[START Records]
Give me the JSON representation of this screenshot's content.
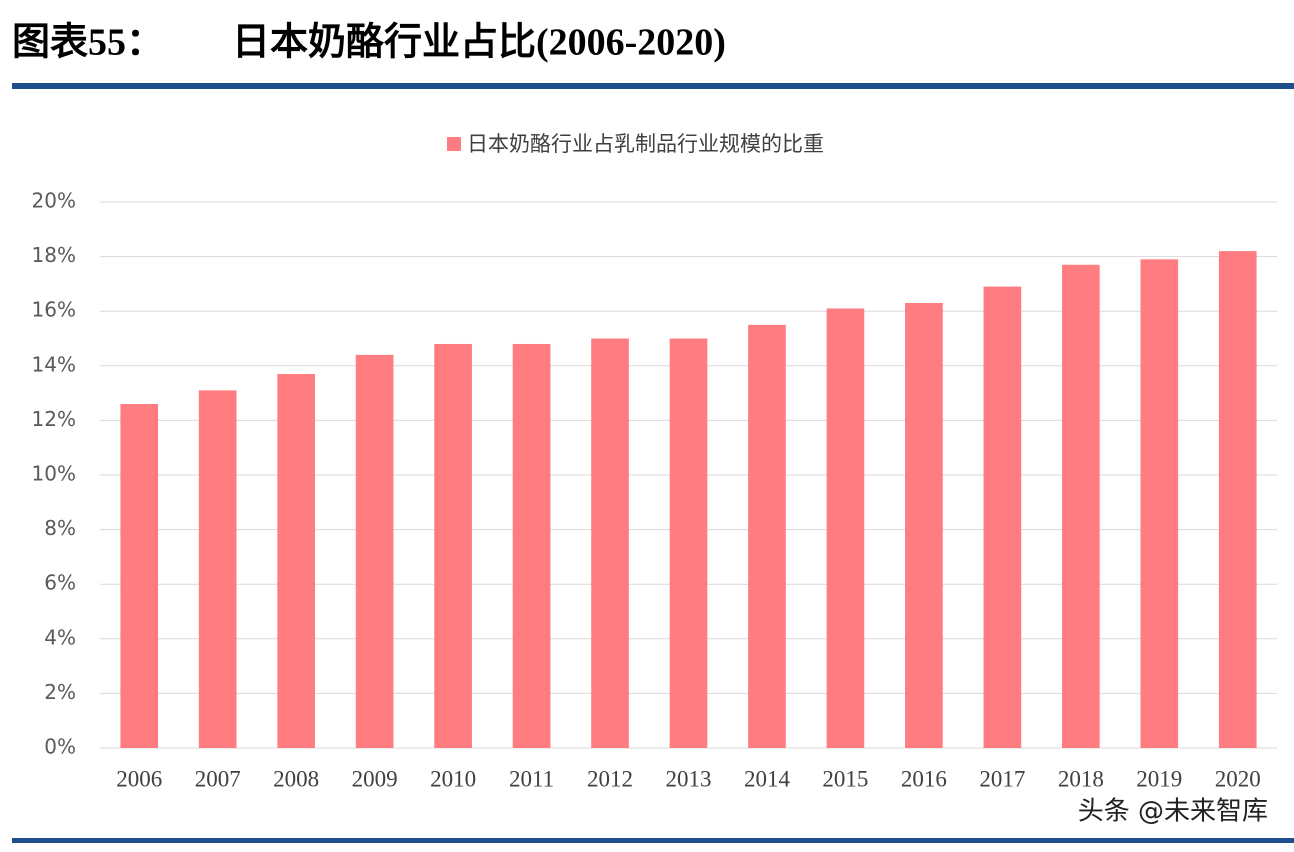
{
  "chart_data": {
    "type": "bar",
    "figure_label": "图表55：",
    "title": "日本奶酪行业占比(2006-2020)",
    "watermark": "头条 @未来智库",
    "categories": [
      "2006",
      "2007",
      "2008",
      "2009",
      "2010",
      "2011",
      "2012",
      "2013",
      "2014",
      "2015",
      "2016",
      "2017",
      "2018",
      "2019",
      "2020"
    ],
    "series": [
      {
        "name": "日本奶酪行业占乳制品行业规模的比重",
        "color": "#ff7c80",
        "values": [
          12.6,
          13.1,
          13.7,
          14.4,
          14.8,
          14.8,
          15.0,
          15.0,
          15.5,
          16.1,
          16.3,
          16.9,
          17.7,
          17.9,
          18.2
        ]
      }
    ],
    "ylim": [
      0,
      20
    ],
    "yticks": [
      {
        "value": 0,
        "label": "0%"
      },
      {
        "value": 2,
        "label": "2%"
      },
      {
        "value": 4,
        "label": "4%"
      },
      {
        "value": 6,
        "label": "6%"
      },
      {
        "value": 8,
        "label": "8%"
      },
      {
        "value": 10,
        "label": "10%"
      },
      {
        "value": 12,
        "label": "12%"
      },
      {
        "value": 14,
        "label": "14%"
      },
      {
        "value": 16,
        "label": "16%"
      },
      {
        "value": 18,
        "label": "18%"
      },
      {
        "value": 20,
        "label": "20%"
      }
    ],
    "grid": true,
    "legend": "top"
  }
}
[END Records]
Direction
Reproduce the full listing faithfully, but do not carry over any pictures.

Problem solution
Give me the JSON representation of this screenshot's content.
{
  "chart_data": {
    "type": "bar",
    "figure_label": "图表55：",
    "title": "日本奶酪行业占比(2006-2020)",
    "watermark": "头条 @未来智库",
    "categories": [
      "2006",
      "2007",
      "2008",
      "2009",
      "2010",
      "2011",
      "2012",
      "2013",
      "2014",
      "2015",
      "2016",
      "2017",
      "2018",
      "2019",
      "2020"
    ],
    "series": [
      {
        "name": "日本奶酪行业占乳制品行业规模的比重",
        "color": "#ff7c80",
        "values": [
          12.6,
          13.1,
          13.7,
          14.4,
          14.8,
          14.8,
          15.0,
          15.0,
          15.5,
          16.1,
          16.3,
          16.9,
          17.7,
          17.9,
          18.2
        ]
      }
    ],
    "ylim": [
      0,
      20
    ],
    "yticks": [
      {
        "value": 0,
        "label": "0%"
      },
      {
        "value": 2,
        "label": "2%"
      },
      {
        "value": 4,
        "label": "4%"
      },
      {
        "value": 6,
        "label": "6%"
      },
      {
        "value": 8,
        "label": "8%"
      },
      {
        "value": 10,
        "label": "10%"
      },
      {
        "value": 12,
        "label": "12%"
      },
      {
        "value": 14,
        "label": "14%"
      },
      {
        "value": 16,
        "label": "16%"
      },
      {
        "value": 18,
        "label": "18%"
      },
      {
        "value": 20,
        "label": "20%"
      }
    ],
    "grid": true,
    "legend": "top"
  }
}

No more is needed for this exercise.